⟨

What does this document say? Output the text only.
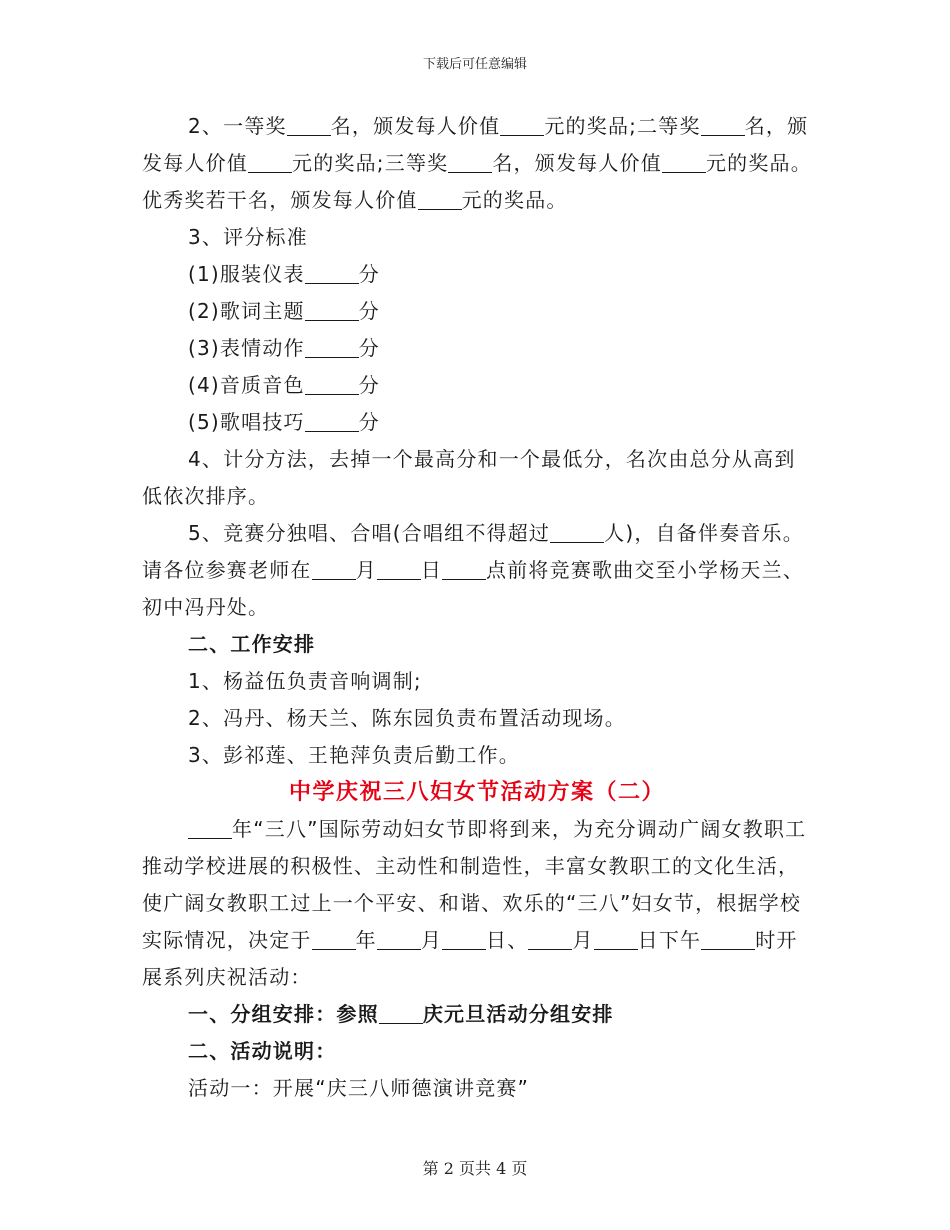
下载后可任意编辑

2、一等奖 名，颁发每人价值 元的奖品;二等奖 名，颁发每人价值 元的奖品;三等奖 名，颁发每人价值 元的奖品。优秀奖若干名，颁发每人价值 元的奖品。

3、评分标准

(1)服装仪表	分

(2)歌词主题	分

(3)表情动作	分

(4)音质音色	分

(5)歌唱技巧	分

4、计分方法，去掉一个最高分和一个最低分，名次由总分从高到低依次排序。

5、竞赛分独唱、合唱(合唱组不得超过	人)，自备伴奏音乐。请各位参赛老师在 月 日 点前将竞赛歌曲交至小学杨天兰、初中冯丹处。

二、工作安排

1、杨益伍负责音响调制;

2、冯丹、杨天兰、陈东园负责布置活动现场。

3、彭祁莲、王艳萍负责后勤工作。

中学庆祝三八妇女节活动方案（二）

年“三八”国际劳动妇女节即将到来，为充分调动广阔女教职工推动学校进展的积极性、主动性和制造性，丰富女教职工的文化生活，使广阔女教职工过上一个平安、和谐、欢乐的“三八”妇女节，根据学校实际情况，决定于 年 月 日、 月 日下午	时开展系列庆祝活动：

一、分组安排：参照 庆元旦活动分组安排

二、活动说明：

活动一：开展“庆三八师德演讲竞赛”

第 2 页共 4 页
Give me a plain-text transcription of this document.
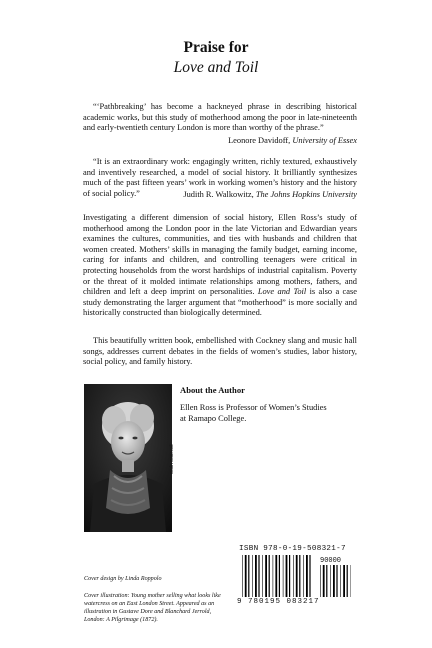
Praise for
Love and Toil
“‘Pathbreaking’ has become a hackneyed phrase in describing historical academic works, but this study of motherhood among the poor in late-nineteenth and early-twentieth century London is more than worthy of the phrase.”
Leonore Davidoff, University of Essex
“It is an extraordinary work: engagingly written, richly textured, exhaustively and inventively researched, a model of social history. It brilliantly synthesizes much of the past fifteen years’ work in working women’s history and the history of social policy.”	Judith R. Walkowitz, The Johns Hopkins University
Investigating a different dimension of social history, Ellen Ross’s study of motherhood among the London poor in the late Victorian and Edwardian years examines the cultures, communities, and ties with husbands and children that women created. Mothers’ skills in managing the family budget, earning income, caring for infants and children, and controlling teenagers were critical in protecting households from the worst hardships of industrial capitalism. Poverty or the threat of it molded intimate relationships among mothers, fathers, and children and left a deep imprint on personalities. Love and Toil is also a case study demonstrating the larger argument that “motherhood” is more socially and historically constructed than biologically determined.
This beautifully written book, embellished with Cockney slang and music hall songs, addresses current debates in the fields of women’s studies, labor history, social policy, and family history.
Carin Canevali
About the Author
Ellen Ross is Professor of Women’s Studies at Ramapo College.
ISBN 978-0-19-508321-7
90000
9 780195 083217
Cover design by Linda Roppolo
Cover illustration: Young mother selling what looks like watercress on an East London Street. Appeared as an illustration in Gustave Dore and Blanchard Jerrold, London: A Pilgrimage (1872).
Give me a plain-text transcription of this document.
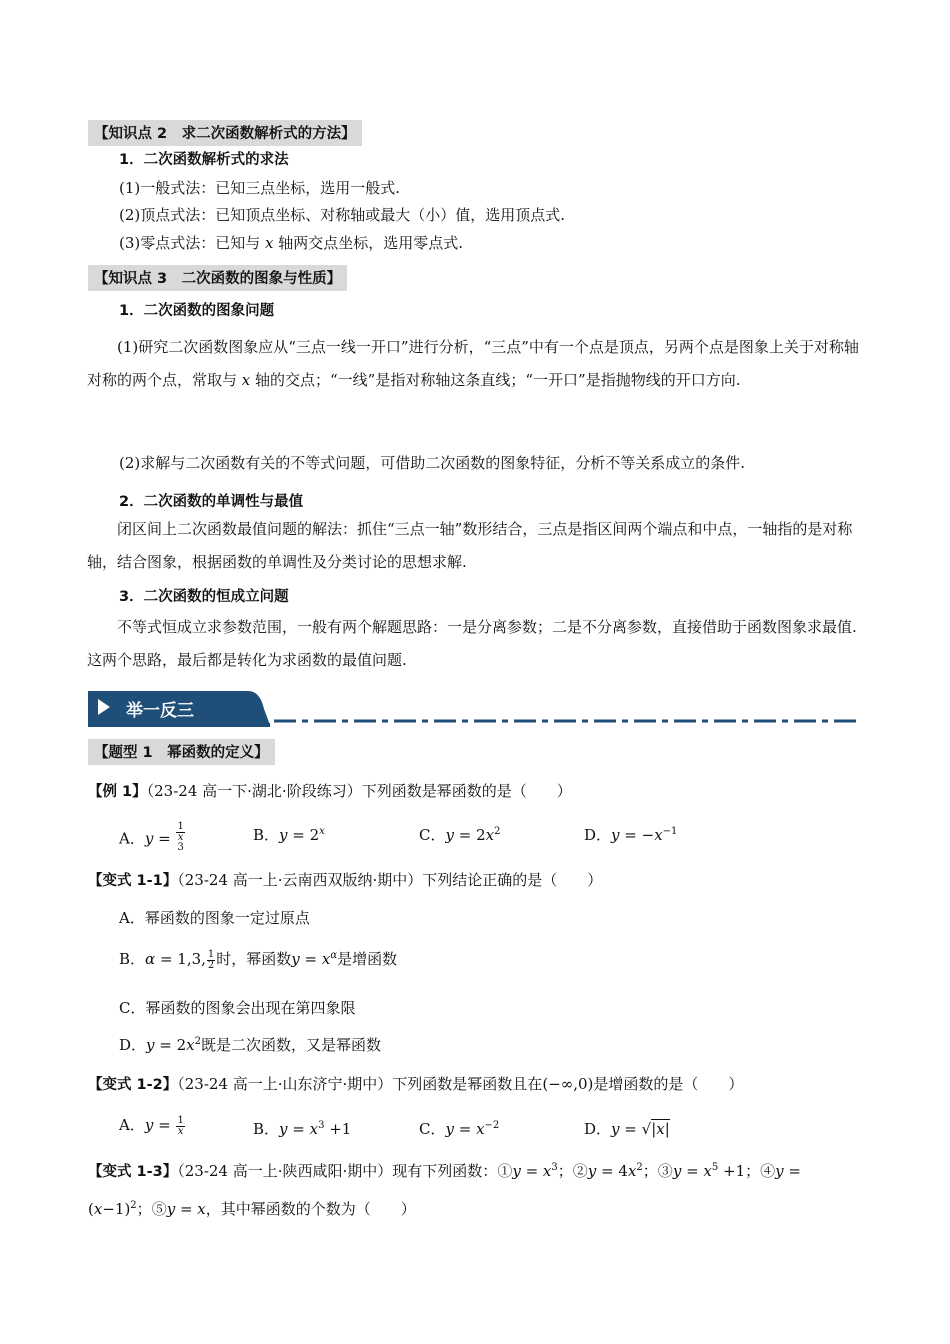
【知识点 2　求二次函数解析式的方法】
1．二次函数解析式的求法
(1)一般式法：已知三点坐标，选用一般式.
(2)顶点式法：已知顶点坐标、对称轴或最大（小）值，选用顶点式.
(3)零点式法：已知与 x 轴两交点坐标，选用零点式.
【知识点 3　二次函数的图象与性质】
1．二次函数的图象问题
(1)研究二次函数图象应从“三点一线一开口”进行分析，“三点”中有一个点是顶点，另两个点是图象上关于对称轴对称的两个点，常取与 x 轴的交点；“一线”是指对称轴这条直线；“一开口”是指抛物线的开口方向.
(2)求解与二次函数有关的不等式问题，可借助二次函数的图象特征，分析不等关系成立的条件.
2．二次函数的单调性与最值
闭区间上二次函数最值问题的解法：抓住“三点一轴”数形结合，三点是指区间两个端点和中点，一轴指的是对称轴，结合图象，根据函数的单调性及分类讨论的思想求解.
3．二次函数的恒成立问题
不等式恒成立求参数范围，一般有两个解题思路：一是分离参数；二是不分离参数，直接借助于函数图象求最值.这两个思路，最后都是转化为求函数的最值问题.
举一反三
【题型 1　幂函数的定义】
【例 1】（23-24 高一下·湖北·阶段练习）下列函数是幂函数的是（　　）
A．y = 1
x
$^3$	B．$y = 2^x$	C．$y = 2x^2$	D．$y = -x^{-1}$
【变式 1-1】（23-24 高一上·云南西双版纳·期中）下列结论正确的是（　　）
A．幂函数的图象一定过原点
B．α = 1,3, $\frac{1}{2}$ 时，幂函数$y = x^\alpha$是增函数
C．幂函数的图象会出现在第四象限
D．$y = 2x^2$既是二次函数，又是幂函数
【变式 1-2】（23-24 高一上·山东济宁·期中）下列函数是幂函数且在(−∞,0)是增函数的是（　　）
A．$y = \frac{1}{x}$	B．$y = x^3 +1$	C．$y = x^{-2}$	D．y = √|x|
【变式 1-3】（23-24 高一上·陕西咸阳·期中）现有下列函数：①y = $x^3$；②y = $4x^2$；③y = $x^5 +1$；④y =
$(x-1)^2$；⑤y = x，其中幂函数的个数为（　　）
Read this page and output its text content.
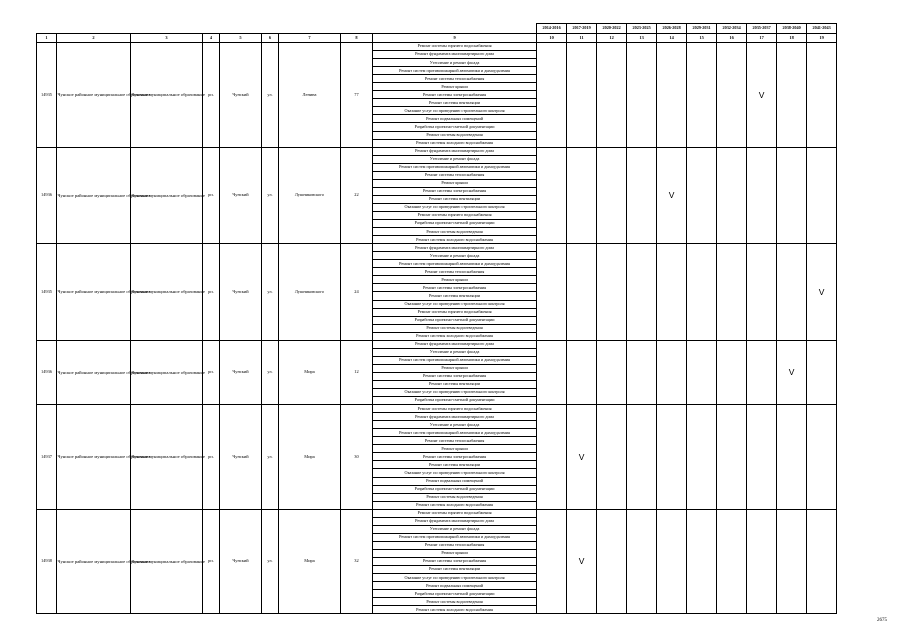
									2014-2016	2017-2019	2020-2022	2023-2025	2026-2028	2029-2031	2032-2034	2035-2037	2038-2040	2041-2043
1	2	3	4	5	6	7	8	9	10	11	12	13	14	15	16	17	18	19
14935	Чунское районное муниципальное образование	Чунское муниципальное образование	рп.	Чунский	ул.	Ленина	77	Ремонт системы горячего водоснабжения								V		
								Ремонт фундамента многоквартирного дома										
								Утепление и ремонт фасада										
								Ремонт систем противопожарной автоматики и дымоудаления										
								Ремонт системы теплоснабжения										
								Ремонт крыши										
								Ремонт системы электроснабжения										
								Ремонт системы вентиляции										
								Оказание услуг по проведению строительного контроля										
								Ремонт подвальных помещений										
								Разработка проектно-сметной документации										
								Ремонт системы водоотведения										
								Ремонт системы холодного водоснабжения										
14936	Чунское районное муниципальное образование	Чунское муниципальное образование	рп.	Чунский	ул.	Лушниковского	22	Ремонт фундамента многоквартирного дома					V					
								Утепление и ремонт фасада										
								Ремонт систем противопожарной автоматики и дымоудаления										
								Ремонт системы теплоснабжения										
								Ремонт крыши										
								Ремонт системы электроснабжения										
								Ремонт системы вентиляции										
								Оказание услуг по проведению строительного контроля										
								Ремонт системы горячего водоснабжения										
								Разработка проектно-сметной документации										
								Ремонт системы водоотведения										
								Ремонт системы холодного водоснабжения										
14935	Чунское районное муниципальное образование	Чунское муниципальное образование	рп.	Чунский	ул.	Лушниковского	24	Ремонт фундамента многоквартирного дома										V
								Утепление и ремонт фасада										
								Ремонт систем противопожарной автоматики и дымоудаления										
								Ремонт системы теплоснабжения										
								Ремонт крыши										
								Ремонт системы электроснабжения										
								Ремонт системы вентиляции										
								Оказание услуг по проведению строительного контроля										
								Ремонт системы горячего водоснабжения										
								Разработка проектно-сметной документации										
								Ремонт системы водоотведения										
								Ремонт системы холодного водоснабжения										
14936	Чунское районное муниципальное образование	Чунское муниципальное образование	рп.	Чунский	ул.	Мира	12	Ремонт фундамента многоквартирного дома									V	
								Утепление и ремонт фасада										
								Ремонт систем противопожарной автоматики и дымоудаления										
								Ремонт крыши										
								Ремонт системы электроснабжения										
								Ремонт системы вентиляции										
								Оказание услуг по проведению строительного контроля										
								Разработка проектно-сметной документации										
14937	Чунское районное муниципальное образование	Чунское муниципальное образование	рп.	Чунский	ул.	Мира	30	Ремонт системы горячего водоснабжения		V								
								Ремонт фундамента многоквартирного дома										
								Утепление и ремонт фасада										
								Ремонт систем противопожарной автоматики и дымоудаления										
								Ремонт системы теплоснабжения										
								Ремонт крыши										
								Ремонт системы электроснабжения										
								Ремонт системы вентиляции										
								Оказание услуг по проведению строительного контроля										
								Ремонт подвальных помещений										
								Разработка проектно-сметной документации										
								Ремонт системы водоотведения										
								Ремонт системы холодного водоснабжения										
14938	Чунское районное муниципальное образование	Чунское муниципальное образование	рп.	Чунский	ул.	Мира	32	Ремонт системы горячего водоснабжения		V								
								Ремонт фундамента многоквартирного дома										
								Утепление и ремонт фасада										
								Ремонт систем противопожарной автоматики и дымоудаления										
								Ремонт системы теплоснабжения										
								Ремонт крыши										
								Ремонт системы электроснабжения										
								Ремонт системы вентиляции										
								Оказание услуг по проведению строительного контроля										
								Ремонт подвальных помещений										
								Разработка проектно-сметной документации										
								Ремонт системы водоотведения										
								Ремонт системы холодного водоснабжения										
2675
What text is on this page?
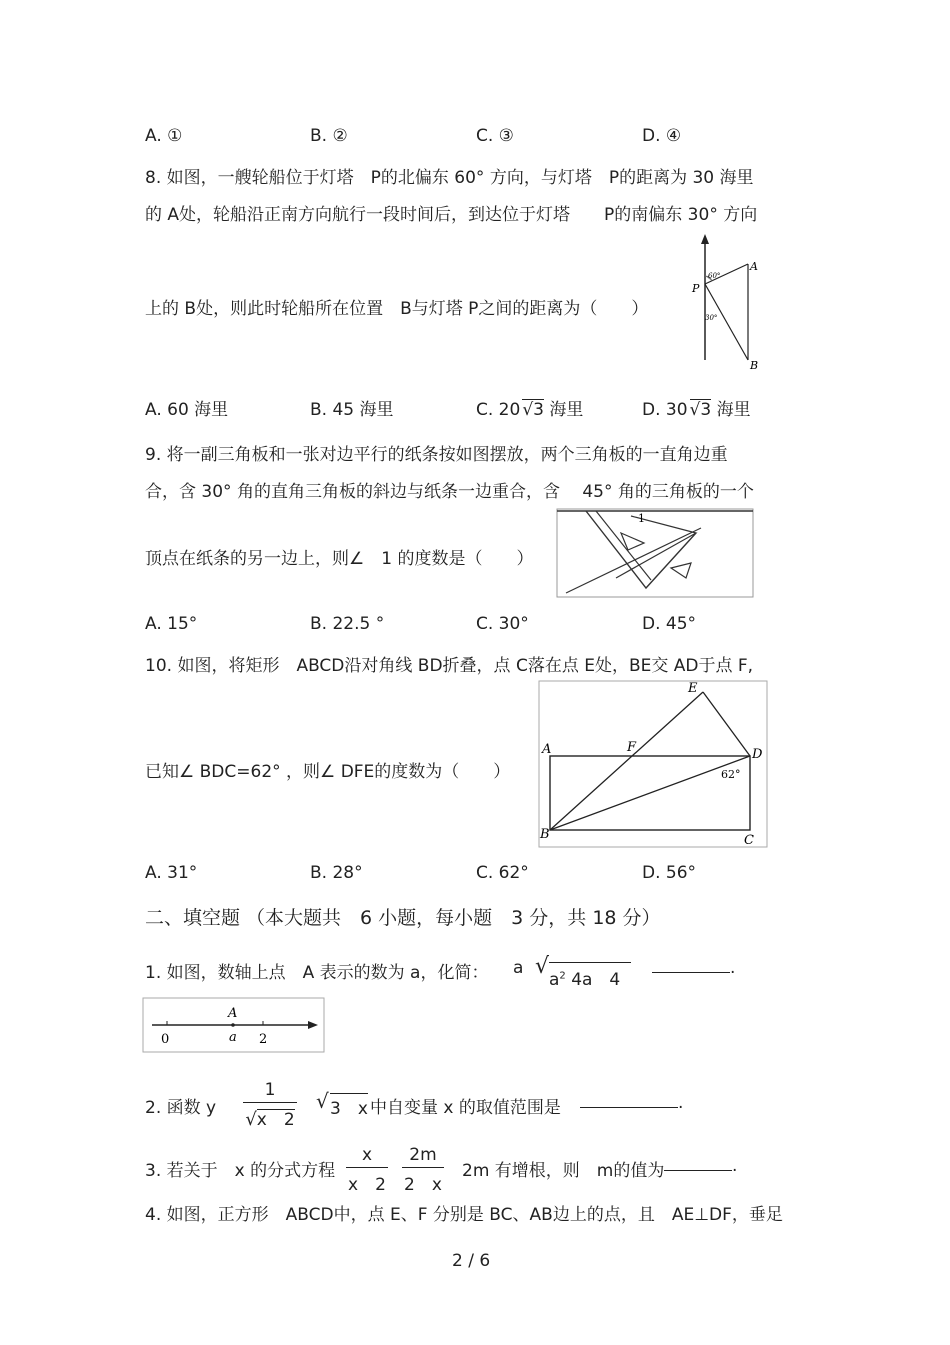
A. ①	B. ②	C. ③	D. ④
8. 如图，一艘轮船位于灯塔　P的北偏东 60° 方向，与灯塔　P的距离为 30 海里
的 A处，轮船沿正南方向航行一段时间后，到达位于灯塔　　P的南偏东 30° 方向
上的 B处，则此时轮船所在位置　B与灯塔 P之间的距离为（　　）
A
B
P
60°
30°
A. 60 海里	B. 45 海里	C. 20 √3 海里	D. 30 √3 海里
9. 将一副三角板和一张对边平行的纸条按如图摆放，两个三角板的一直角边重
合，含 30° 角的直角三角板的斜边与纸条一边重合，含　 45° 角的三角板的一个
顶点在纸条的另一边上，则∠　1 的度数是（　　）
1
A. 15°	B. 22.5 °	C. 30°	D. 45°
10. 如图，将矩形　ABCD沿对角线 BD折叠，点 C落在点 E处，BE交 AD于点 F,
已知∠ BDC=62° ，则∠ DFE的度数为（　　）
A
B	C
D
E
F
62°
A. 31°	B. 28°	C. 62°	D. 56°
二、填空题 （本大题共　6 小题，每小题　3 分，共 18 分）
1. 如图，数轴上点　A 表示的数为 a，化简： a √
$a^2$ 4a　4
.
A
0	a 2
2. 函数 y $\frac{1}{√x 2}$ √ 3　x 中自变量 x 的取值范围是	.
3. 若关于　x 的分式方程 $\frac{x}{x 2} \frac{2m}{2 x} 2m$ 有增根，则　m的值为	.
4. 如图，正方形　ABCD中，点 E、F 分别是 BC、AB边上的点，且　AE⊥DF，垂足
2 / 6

⟩

** DESCRIPTION OF THE TASK **
Examine the records and pull out every line where the string "than" occurs.

** WORKED SOLUTION **
“‘Pathbreaking’ has become a hackneyed phrase in describing historical academic works, but this study of motherhood among the poor in late-nineteenth and early-twentieth century London is more than worthy of the phrase.”
Investigating a different dimension of social history, Ellen Ross’s study of motherhood among the London poor in the late Victorian and Edwardian years examines the cultures, communities, and ties with husbands and children that women created. Mothers’ skills in managing the family budget, earning income, caring for infants and children, and controlling teenagers were critical in protecting households from the worst hardships of industrial capitalism. Poverty or the threat of it molded intimate relationships among mothers, fathers, and children and left a deep imprint on personalities. Love and Toil is also a case study demonstrating the larger argument that “motherhood” is more socially and historically constructed than biologically determined.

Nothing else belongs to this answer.